All of the material below is to be repeated exactly.

::: GIVEN RECORDS

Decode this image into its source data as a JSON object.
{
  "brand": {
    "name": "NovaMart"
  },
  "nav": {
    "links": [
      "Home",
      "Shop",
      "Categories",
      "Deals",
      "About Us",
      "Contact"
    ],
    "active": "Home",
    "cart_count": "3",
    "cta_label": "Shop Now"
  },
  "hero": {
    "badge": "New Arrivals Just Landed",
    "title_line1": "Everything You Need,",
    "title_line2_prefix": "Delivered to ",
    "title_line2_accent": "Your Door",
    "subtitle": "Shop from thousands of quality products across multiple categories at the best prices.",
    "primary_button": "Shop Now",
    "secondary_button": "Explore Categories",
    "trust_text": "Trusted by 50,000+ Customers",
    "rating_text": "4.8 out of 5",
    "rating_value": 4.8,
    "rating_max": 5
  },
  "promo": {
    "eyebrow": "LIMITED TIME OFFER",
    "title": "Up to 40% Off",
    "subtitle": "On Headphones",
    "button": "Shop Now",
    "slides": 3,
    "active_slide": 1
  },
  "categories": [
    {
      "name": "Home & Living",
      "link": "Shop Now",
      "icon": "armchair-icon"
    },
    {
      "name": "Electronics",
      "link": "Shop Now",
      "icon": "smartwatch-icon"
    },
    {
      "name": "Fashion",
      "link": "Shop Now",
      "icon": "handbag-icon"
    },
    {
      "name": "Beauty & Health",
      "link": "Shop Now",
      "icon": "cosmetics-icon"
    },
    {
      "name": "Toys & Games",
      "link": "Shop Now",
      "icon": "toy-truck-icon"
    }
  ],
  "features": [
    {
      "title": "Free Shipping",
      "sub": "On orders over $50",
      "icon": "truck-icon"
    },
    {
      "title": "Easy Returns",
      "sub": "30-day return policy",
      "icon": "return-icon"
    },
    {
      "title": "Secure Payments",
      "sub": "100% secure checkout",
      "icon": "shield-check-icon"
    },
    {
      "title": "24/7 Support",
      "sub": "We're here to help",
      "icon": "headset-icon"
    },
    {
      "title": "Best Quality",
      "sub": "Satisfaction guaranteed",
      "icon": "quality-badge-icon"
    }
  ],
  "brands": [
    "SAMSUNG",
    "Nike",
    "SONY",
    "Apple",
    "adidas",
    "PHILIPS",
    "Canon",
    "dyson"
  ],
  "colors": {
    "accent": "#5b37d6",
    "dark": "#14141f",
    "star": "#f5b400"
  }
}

::::::

#### THE REPLY
Decode this image into its source data as a JSON object.
{
  "brand": {
    "name": "NovaMart"
  },
  "nav": {
    "links": [
      "Home",
      "Shop",
      "Categories",
      "Deals",
      "About Us",
      "Contact"
    ],
    "active": "Home",
    "cart_count": "3",
    "cta_label": "Shop Now"
  },
  "hero": {
    "badge": "New Arrivals Just Landed",
    "title_line1": "Everything You Need,",
    "title_line2_prefix": "Delivered to ",
    "title_line2_accent": "Your Door",
    "subtitle": "Shop from thousands of quality products across multiple categories at the best prices.",
    "primary_button": "Shop Now",
    "secondary_button": "Explore Categories",
    "trust_text": "Trusted by 50,000+ Customers",
    "rating_text": "4.8 out of 5",
    "rating_value": 4.8,
    "rating_max": 5
  },
  "promo": {
    "eyebrow": "LIMITED TIME OFFER",
    "title": "Up to 40% Off",
    "subtitle": "On Headphones",
    "button": "Shop Now",
    "slides": 3,
    "active_slide": 1
  },
  "categories": [
    {
      "name": "Home & Living",
      "link": "Shop Now",
      "icon": "armchair-icon"
    },
    {
      "name": "Electronics",
      "link": "Shop Now",
      "icon": "smartwatch-icon"
    },
    {
      "name": "Fashion",
      "link": "Shop Now",
      "icon": "handbag-icon"
    },
    {
      "name": "Beauty & Health",
      "link": "Shop Now",
      "icon": "cosmetics-icon"
    },
    {
      "name": "Toys & Games",
      "link": "Shop Now",
      "icon": "toy-truck-icon"
    }
  ],
  "features": [
    {
      "title": "Free Shipping",
      "sub": "On orders over $50",
      "icon": "truck-icon"
    },
    {
      "title": "Easy Returns",
      "sub": "30-day return policy",
      "icon": "return-icon"
    },
    {
      "title": "Secure Payments",
      "sub": "100% secure checkout",
      "icon": "shield-check-icon"
    },
    {
      "title": "24/7 Support",
      "sub": "We're here to help",
      "icon": "headset-icon"
    },
    {
      "title": "Best Quality",
      "sub": "Satisfaction guaranteed",
      "icon": "quality-badge-icon"
    }
  ],
  "brands": [
    "SAMSUNG",
    "Nike",
    "SONY",
    "Apple",
    "adidas",
    "PHILIPS",
    "Canon",
    "dyson"
  ],
  "colors": {
    "accent": "#5b37d6",
    "dark": "#14141f",
    "star": "#f5b400"
  }
}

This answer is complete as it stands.